▸ **SHORT PROBLEM**: Pick every line from the data that holds the word "Jesus".

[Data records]
/---

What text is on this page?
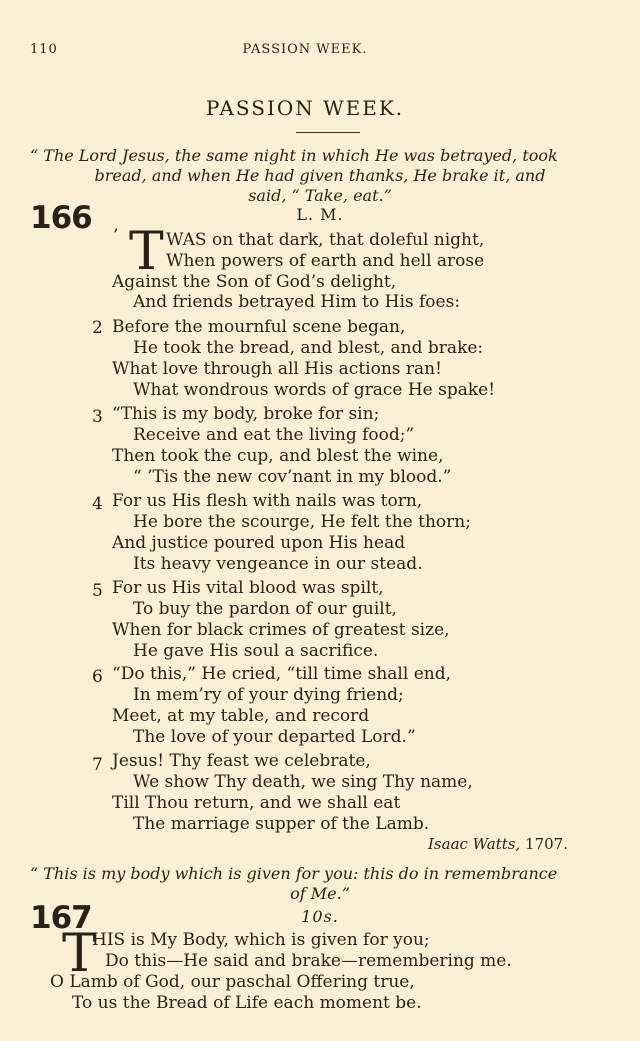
110	PASSION WEEK.
PASSION WEEK.
“ The Lord Jesus, the same night in which He was betrayed, took
bread, and when He had given thanks, He brake it, and
said, “ Take, eat.”
166	L. M.
’ T WAS on that dark, that doleful night,
When powers of earth and hell arose
Against the Son of God’s delight,
And friends betrayed Him to His foes:
2 Before the mournful scene began,
He took the bread, and blest, and brake:
What love through all His actions ran!
What wondrous words of grace He spake!
3 “This is my body, broke for sin;
Receive and eat the living food;”
Then took the cup, and blest the wine,
“ ’Tis the new cov’nant in my blood.”
4 For us His flesh with nails was torn,
He bore the scourge, He felt the thorn;
And justice poured upon His head
Its heavy vengeance in our stead.
5 For us His vital blood was spilt,
To buy the pardon of our guilt,
When for black crimes of greatest size,
He gave His soul a sacrifice.
6 “Do this,” He cried, “till time shall end,
In mem’ry of your dying friend;
Meet, at my table, and record
The love of your departed Lord.”
7 Jesus! Thy feast we celebrate,
We show Thy death, we sing Thy name,
Till Thou return, and we shall eat
The marriage supper of the Lamb.
Isaac Watts, 1707.
“ This is my body which is given for you: this do in remembrance
of Me.”
167	10s.
T
HIS is My Body, which is given for you;
Do this—He said and brake—remembering me.
O Lamb of God, our paschal Offering true,
To us the Bread of Life each moment be.
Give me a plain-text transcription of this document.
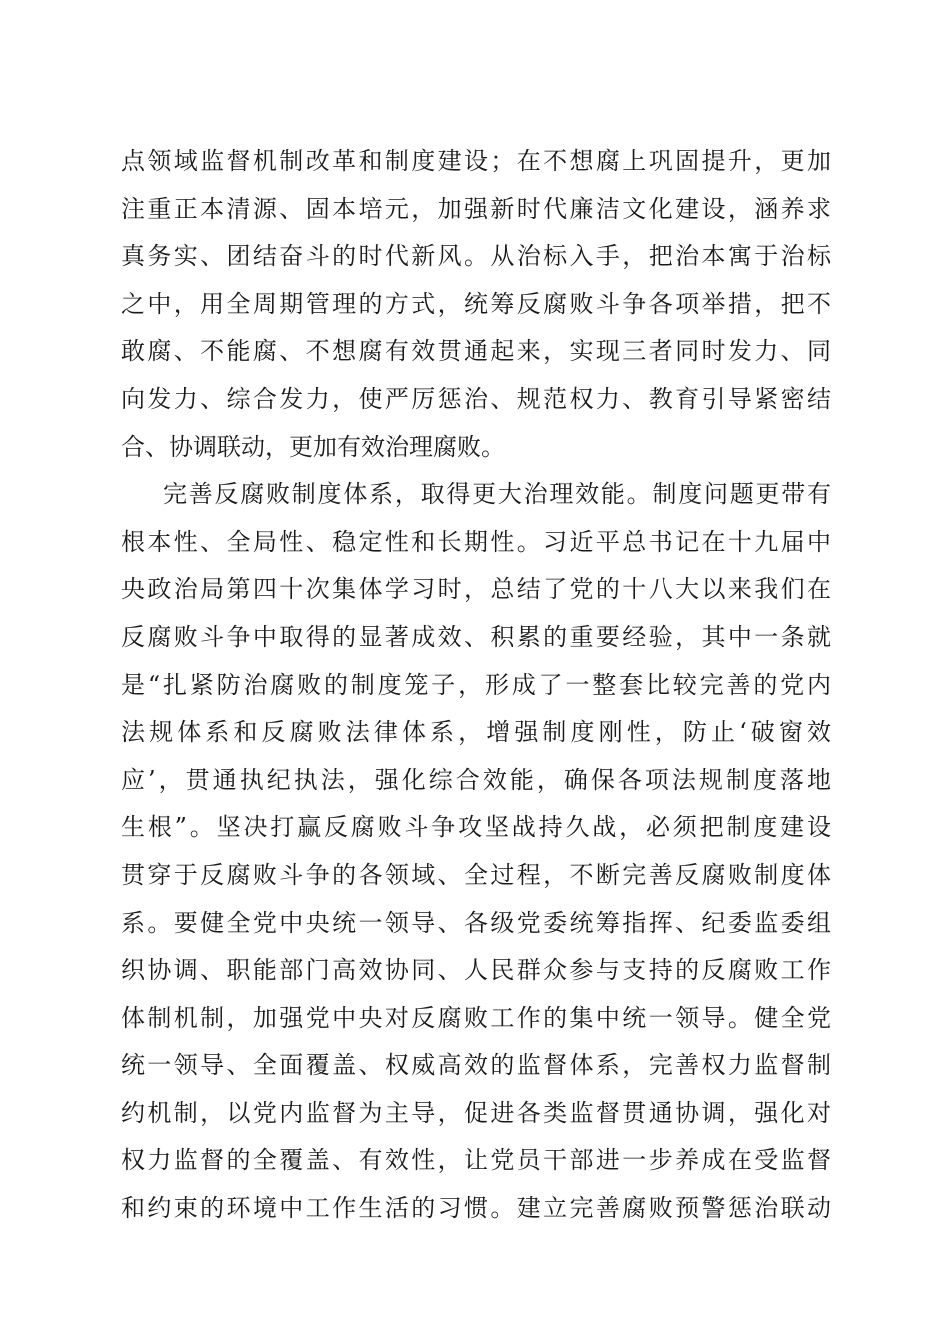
点领域监督机制改革和制度建设；在不想腐上巩固提升，更加
注重正本清源、固本培元，加强新时代廉洁文化建设，涵养求
真务实、团结奋斗的时代新风。从治标入手，把治本寓于治标
之中，用全周期管理的方式，统筹反腐败斗争各项举措，把不
敢腐、不能腐、不想腐有效贯通起来，实现三者同时发力、同
向发力、综合发力，使严厉惩治、规范权力、教育引导紧密结
合、协调联动，更加有效治理腐败。
完善反腐败制度体系，取得更大治理效能。制度问题更带有
根本性、全局性、稳定性和长期性。习近平总书记在十九届中
央政治局第四十次集体学习时，总结了党的十八大以来我们在
反腐败斗争中取得的显著成效、积累的重要经验，其中一条就
是“扎紧防治腐败的制度笼子，形成了一整套比较完善的党内
法规体系和反腐败法律体系，增强制度刚性，防止‘破窗效
应’，贯通执纪执法，强化综合效能，确保各项法规制度落地
生根”。坚决打赢反腐败斗争攻坚战持久战，必须把制度建设
贯穿于反腐败斗争的各领域、全过程，不断完善反腐败制度体
系。要健全党中央统一领导、各级党委统筹指挥、纪委监委组
织协调、职能部门高效协同、人民群众参与支持的反腐败工作
体制机制，加强党中央对反腐败工作的集中统一领导。健全党
统一领导、全面覆盖、权威高效的监督体系，完善权力监督制
约机制，以党内监督为主导，促进各类监督贯通协调，强化对
权力监督的全覆盖、有效性，让党员干部进一步养成在受监督
和约束的环境中工作生活的习惯。建立完善腐败预警惩治联动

\---

▸ **ANSWER**:
“ The Lord Jesus, the same night in which He was betrayed, took
7 Jesus! Thy feast we celebrate,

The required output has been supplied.